#### EXERCISE INSTRUCTIONS:
Determine how many lines of the data below contain "JSON", then give only that number.

== RAW DATA ==

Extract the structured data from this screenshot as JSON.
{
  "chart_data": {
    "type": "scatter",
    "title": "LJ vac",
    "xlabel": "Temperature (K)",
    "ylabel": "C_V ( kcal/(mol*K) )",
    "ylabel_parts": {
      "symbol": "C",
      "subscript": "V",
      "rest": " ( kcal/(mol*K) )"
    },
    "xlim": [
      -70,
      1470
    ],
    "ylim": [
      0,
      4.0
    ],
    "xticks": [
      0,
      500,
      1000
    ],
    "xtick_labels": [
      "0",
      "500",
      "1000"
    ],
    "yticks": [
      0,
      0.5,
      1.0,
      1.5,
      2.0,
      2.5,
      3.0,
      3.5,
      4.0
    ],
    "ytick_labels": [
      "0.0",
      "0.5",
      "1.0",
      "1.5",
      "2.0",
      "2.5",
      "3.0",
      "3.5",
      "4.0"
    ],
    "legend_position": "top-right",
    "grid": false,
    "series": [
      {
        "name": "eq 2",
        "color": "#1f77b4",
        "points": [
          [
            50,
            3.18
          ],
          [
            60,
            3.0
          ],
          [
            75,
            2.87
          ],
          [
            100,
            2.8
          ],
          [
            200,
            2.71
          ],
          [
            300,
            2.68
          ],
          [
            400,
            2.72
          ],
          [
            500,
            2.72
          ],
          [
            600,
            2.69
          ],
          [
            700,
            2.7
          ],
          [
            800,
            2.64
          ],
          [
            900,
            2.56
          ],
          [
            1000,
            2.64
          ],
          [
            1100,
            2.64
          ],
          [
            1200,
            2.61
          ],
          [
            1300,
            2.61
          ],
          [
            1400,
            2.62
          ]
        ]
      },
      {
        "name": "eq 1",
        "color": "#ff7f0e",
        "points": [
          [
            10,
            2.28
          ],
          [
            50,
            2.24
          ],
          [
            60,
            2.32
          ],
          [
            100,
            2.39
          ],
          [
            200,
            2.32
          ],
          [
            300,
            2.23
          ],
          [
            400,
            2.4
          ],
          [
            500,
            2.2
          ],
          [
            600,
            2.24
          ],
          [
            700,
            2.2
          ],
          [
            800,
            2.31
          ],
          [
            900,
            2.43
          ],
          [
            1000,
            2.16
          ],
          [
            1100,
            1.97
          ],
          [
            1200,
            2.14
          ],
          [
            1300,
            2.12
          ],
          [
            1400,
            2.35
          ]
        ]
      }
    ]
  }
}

===
== RAW DATA ==

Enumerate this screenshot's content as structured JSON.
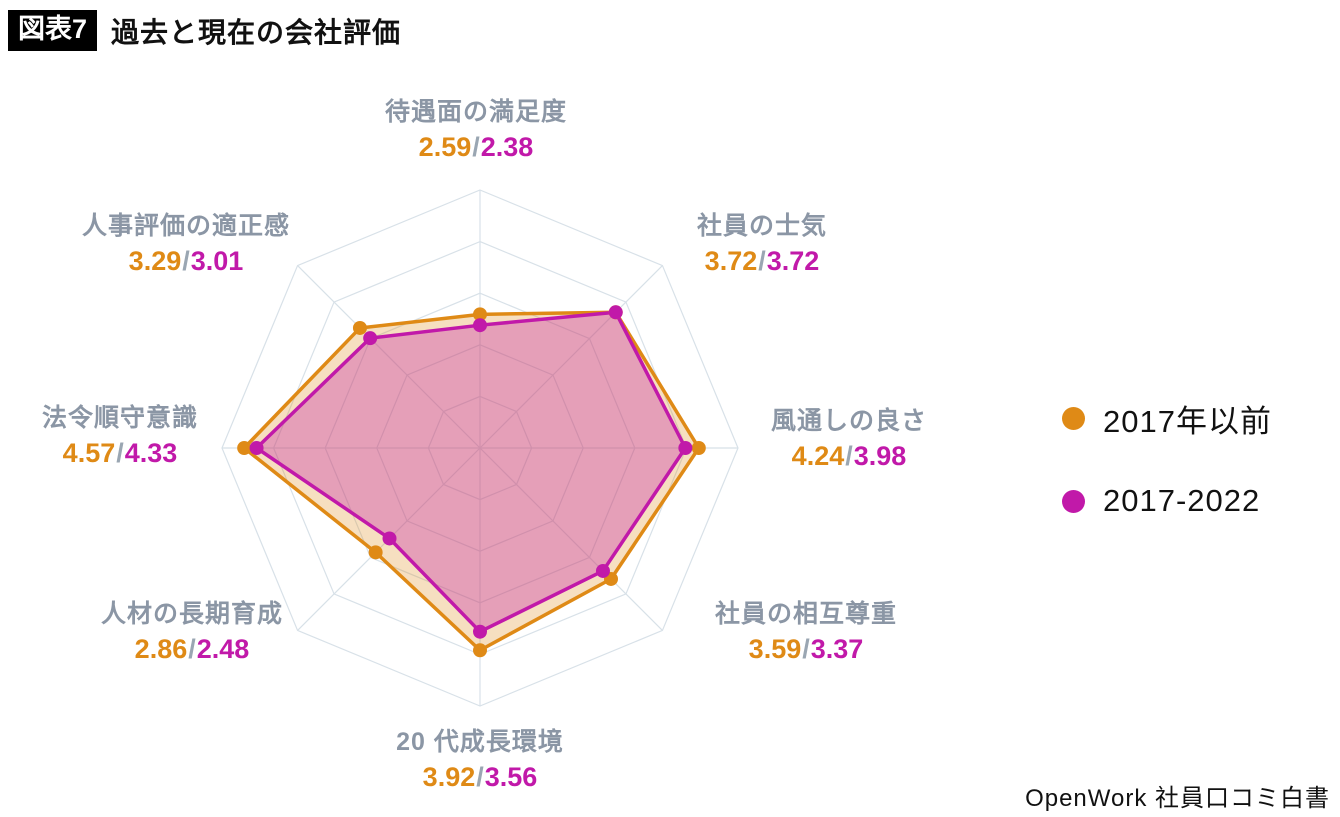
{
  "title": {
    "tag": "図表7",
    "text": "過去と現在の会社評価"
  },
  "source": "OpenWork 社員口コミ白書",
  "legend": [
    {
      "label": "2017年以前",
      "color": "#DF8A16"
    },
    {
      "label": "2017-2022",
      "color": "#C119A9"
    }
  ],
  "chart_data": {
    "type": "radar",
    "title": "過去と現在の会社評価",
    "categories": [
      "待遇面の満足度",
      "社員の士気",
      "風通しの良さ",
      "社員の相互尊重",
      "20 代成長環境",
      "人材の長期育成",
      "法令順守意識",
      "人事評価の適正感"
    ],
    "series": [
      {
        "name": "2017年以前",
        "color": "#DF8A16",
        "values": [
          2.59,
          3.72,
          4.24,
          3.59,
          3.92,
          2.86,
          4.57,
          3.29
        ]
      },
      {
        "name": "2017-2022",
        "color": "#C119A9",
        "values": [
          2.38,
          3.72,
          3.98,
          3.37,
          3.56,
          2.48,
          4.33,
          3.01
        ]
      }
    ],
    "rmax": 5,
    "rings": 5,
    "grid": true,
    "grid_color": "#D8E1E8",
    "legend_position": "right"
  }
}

===

#### SOLVED EXERCISE:
2